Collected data
###
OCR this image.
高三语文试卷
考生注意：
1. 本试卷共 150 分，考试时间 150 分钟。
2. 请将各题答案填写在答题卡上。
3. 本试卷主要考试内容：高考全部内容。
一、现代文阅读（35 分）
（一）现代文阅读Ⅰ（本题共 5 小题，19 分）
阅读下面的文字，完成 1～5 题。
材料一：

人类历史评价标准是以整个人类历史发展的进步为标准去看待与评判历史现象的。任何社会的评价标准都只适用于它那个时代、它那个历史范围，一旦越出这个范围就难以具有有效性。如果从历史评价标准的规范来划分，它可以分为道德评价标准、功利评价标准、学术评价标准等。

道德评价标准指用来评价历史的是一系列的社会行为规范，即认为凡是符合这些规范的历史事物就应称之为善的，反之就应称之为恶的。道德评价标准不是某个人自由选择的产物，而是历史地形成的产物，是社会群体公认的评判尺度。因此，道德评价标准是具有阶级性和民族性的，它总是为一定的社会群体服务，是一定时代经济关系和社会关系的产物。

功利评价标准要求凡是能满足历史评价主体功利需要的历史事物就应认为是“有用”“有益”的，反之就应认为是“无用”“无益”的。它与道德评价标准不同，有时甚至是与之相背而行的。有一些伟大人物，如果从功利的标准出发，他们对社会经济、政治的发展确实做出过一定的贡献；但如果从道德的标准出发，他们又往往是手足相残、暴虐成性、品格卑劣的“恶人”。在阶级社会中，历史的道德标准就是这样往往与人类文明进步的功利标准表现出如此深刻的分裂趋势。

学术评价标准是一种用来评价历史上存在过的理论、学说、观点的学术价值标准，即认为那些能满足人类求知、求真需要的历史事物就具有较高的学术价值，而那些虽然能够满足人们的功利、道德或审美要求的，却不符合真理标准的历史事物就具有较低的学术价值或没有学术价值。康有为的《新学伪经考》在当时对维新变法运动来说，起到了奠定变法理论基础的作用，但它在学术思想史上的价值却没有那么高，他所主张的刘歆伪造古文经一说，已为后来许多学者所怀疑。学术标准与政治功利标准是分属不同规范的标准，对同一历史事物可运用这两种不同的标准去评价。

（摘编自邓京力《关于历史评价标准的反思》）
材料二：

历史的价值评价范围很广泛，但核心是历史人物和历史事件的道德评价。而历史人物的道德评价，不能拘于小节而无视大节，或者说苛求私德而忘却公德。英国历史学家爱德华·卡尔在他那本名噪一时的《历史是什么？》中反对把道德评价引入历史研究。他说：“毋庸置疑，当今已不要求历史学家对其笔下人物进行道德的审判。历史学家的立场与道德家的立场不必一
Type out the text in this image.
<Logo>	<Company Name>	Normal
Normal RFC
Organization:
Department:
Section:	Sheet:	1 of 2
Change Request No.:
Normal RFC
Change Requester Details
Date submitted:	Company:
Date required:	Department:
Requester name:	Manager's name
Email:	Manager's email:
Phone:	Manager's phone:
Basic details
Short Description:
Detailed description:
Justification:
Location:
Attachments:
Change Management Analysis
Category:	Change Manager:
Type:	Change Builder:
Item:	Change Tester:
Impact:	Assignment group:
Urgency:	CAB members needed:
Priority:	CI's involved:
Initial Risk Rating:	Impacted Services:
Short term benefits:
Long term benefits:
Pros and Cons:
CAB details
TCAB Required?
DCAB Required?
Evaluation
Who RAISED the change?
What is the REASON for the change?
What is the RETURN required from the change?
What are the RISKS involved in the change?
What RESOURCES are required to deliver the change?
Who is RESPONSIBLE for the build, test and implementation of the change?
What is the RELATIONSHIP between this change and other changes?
###
Within the entries above, how many lines contain "benefits"? Respond with the number only.

2